» What is required:
Images do not belong in the copy. Retype all the entries below exactly.

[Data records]
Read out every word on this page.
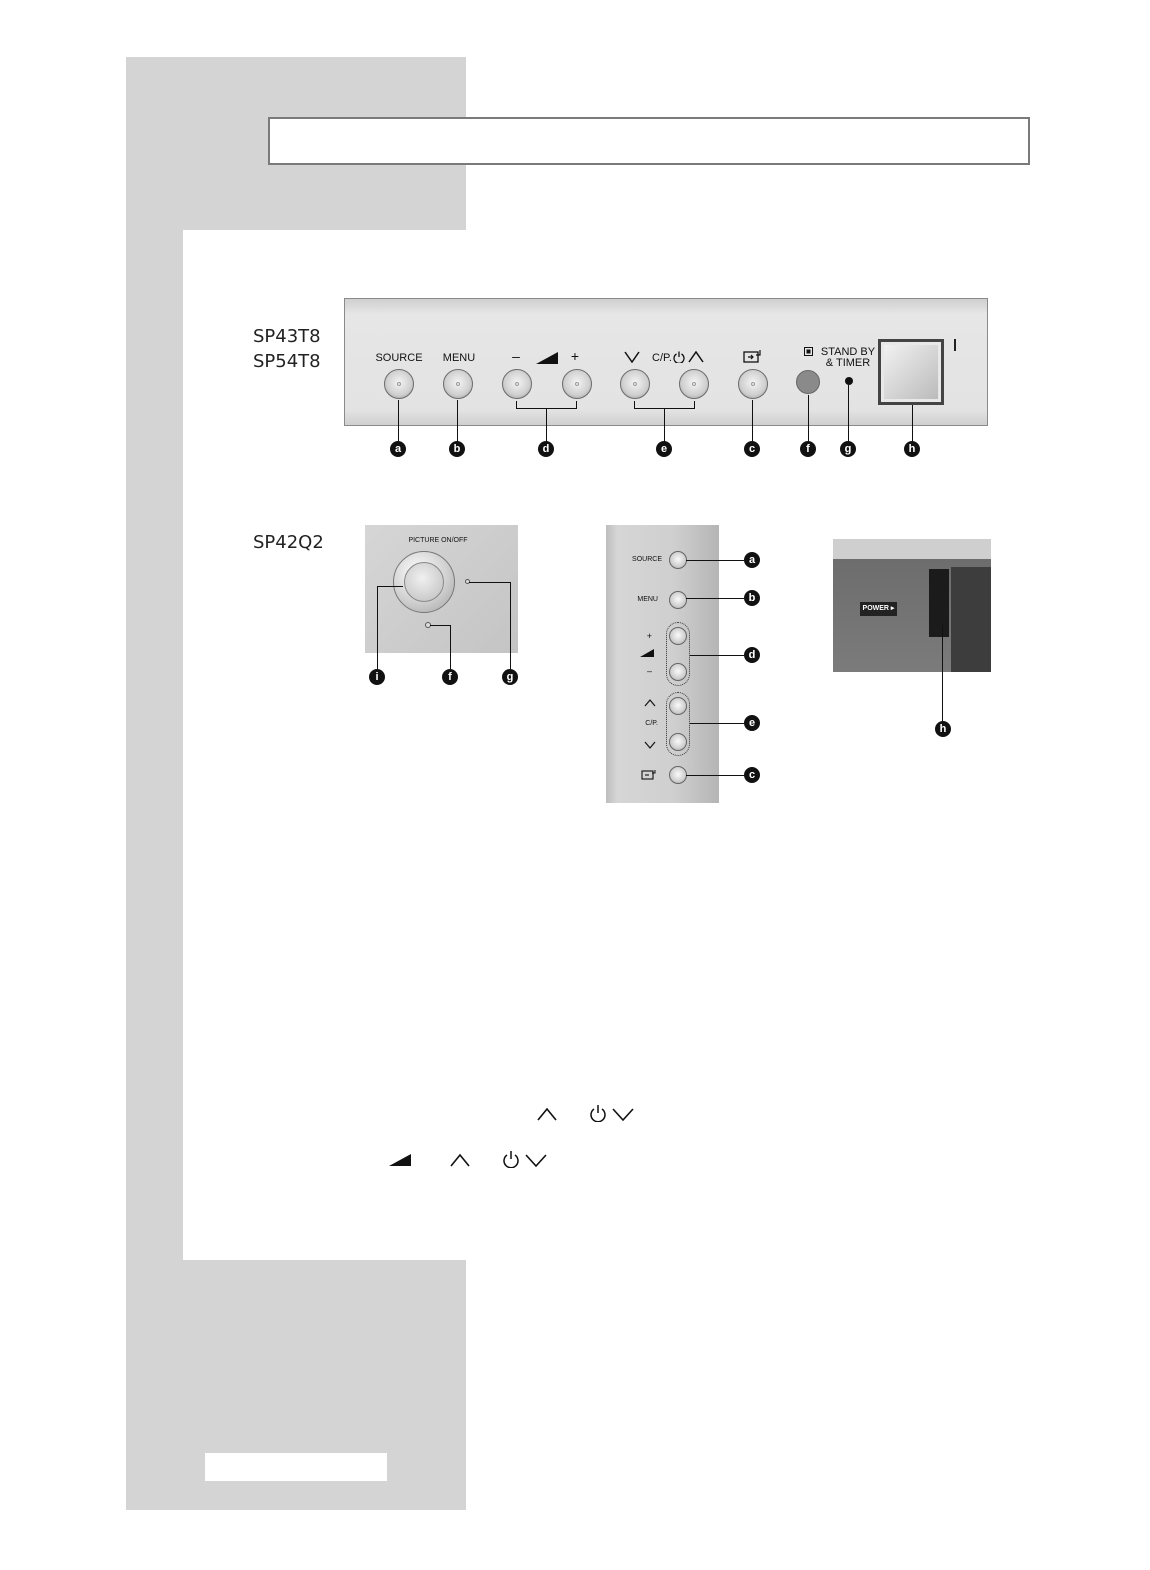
SP43T8
SP54T8
SP42Q2
SOURCE	MENU	–	+	C/P.	STAND BY
& TIMER
a	b	d	e	c	f	g	h
PICTURE ON/OFF
i	f	g
SOURCE
MENU
+
–
C/P.
a
b
d
e
c
POWER ▸
h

» Task response:
Read out every word on this page.
SP43T8
SP54T8
SP42Q2
SOURCE	MENU	–	+	C/P.	STAND BY
& TIMER
a	b	d	e	c	f	g	h
PICTURE ON/OFF
i	f	g
SOURCE
MENU
+
–
C/P.
a
b
d
e
c
POWER ▸
h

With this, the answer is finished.